AIM: Print the entries that appear below, exactly as written and without their pictures.

=======

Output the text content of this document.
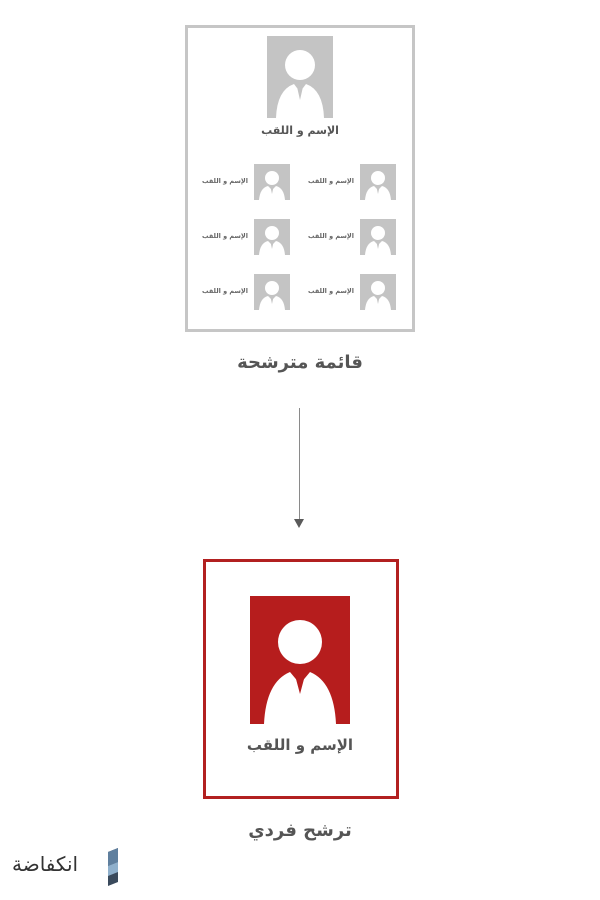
الإسم و اللقب
الإسم و اللقب
الإسم و اللقب
الإسم و اللقب
الإسم و اللقب
الإسم و اللقب
الإسم و اللقب
قائمة مترشحة
الإسم و اللقب
ترشح فردي
انكفاضة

=======

ANSWER TO THE TASK:
Output the text content of this document.
الإسم و اللقب
الإسم و اللقب
الإسم و اللقب
الإسم و اللقب
الإسم و اللقب
الإسم و اللقب
الإسم و اللقب
قائمة مترشحة
الإسم و اللقب
ترشح فردي
انكفاضة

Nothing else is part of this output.